Entries taken from a collection =>
_ _ _ _ _

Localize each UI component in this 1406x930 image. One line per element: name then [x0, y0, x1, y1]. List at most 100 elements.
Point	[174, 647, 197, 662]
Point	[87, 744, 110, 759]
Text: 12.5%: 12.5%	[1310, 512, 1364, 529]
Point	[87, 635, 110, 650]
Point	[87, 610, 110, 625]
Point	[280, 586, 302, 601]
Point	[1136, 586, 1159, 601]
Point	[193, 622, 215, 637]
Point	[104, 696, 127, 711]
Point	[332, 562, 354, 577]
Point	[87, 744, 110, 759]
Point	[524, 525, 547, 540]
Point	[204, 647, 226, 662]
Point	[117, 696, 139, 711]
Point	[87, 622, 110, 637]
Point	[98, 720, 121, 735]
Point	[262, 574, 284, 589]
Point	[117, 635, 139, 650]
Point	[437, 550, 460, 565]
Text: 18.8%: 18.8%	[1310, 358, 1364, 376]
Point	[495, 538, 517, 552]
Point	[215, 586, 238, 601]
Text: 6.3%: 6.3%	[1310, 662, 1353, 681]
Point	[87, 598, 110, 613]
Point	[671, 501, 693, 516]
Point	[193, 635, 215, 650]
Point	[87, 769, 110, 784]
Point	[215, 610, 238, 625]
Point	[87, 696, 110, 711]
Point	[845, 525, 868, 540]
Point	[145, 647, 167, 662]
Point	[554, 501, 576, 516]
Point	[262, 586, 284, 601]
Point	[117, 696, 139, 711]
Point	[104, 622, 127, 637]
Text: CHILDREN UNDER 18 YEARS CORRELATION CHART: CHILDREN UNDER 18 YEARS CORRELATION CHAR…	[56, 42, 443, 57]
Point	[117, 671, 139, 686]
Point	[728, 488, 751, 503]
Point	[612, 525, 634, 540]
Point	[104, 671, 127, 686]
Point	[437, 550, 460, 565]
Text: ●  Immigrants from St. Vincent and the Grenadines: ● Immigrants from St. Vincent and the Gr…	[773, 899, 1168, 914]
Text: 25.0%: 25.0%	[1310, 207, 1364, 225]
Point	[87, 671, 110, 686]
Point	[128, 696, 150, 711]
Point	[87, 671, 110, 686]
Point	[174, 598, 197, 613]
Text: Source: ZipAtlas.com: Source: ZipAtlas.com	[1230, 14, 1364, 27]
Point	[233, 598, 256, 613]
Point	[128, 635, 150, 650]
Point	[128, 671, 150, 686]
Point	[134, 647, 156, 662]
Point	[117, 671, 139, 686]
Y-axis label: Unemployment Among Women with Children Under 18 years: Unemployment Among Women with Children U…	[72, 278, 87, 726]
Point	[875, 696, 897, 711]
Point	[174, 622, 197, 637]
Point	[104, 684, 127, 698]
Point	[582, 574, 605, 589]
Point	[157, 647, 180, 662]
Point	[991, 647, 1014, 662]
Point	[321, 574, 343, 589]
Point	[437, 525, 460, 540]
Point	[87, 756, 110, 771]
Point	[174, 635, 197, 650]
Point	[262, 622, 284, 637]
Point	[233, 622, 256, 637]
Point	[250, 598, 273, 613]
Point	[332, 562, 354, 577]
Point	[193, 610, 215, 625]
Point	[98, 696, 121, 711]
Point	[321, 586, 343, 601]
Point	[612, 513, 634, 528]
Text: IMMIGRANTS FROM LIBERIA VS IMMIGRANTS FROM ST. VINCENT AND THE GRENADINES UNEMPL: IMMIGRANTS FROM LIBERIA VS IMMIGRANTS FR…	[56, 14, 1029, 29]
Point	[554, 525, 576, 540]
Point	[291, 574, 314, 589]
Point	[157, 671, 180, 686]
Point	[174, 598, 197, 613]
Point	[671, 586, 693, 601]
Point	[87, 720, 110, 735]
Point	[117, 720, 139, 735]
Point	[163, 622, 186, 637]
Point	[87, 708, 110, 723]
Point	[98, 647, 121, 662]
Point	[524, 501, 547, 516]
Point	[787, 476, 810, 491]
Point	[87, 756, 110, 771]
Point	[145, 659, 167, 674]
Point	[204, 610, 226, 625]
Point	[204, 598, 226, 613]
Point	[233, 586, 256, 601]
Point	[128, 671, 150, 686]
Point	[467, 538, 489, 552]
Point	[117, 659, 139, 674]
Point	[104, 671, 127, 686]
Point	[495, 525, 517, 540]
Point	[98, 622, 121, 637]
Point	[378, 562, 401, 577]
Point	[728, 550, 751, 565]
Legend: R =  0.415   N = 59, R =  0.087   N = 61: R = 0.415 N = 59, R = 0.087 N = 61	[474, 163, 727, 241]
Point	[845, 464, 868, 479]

_ _ _ _ _

Update the rows above so that every "Point" reads "Marker", and keep everything else the same.

Localize each UI component in this 1406x930 image. One line per element: name then [x0, y0, x1, y1]. List at most 100 elements.
Marker	[174, 647, 197, 662]
Marker	[87, 744, 110, 759]
Text: 12.5%: 12.5%	[1310, 512, 1364, 529]
Marker	[87, 635, 110, 650]
Marker	[87, 610, 110, 625]
Marker	[280, 586, 302, 601]
Marker	[1136, 586, 1159, 601]
Marker	[193, 622, 215, 637]
Marker	[104, 696, 127, 711]
Marker	[332, 562, 354, 577]
Marker	[87, 744, 110, 759]
Marker	[524, 525, 547, 540]
Marker	[204, 647, 226, 662]
Marker	[117, 696, 139, 711]
Marker	[87, 622, 110, 637]
Marker	[98, 720, 121, 735]
Marker	[262, 574, 284, 589]
Marker	[117, 635, 139, 650]
Marker	[437, 550, 460, 565]
Text: 18.8%: 18.8%	[1310, 358, 1364, 376]
Marker	[495, 538, 517, 552]
Marker	[215, 586, 238, 601]
Text: 6.3%: 6.3%	[1310, 662, 1353, 681]
Marker	[87, 598, 110, 613]
Marker	[671, 501, 693, 516]
Marker	[193, 635, 215, 650]
Marker	[87, 769, 110, 784]
Marker	[215, 610, 238, 625]
Marker	[87, 696, 110, 711]
Marker	[845, 525, 868, 540]
Marker	[145, 647, 167, 662]
Marker	[554, 501, 576, 516]
Marker	[262, 586, 284, 601]
Marker	[117, 696, 139, 711]
Marker	[104, 622, 127, 637]
Text: CHILDREN UNDER 18 YEARS CORRELATION CHART: CHILDREN UNDER 18 YEARS CORRELATION CHAR…	[56, 42, 443, 57]
Marker	[117, 671, 139, 686]
Marker	[728, 488, 751, 503]
Marker	[612, 525, 634, 540]
Marker	[104, 671, 127, 686]
Marker	[437, 550, 460, 565]
Text: ●  Immigrants from St. Vincent and the Grenadines: ● Immigrants from St. Vincent and the Gr…	[773, 899, 1168, 914]
Text: 25.0%: 25.0%	[1310, 207, 1364, 225]
Marker	[87, 671, 110, 686]
Marker	[128, 696, 150, 711]
Marker	[87, 671, 110, 686]
Marker	[174, 598, 197, 613]
Text: Source: ZipAtlas.com: Source: ZipAtlas.com	[1230, 14, 1364, 27]
Marker	[233, 598, 256, 613]
Marker	[128, 635, 150, 650]
Marker	[128, 671, 150, 686]
Marker	[134, 647, 156, 662]
Marker	[117, 671, 139, 686]
Y-axis label: Unemployment Among Women with Children Under 18 years: Unemployment Among Women with Children U…	[72, 278, 87, 726]
Marker	[875, 696, 897, 711]
Marker	[174, 622, 197, 637]
Marker	[104, 684, 127, 698]
Marker	[582, 574, 605, 589]
Marker	[157, 647, 180, 662]
Marker	[991, 647, 1014, 662]
Marker	[321, 574, 343, 589]
Marker	[437, 525, 460, 540]
Marker	[87, 756, 110, 771]
Marker	[174, 635, 197, 650]
Marker	[262, 622, 284, 637]
Marker	[233, 622, 256, 637]
Marker	[250, 598, 273, 613]
Marker	[332, 562, 354, 577]
Marker	[193, 610, 215, 625]
Marker	[98, 696, 121, 711]
Marker	[321, 586, 343, 601]
Marker	[612, 513, 634, 528]
Text: IMMIGRANTS FROM LIBERIA VS IMMIGRANTS FROM ST. VINCENT AND THE GRENADINES UNEMPL: IMMIGRANTS FROM LIBERIA VS IMMIGRANTS FR…	[56, 14, 1029, 29]
Marker	[554, 525, 576, 540]
Marker	[291, 574, 314, 589]
Marker	[157, 671, 180, 686]
Marker	[174, 598, 197, 613]
Marker	[671, 586, 693, 601]
Marker	[87, 720, 110, 735]
Marker	[117, 720, 139, 735]
Marker	[163, 622, 186, 637]
Marker	[87, 708, 110, 723]
Marker	[98, 647, 121, 662]
Marker	[524, 501, 547, 516]
Marker	[787, 476, 810, 491]
Marker	[87, 756, 110, 771]
Marker	[145, 659, 167, 674]
Marker	[204, 610, 226, 625]
Marker	[204, 598, 226, 613]
Marker	[233, 586, 256, 601]
Marker	[128, 671, 150, 686]
Marker	[467, 538, 489, 552]
Marker	[117, 659, 139, 674]
Marker	[104, 671, 127, 686]
Marker	[495, 525, 517, 540]
Marker	[98, 622, 121, 637]
Marker	[378, 562, 401, 577]
Marker	[728, 550, 751, 565]
Legend: R =  0.415   N = 59, R =  0.087   N = 61: R = 0.415 N = 59, R = 0.087 N = 61	[474, 163, 727, 241]
Marker	[845, 464, 868, 479]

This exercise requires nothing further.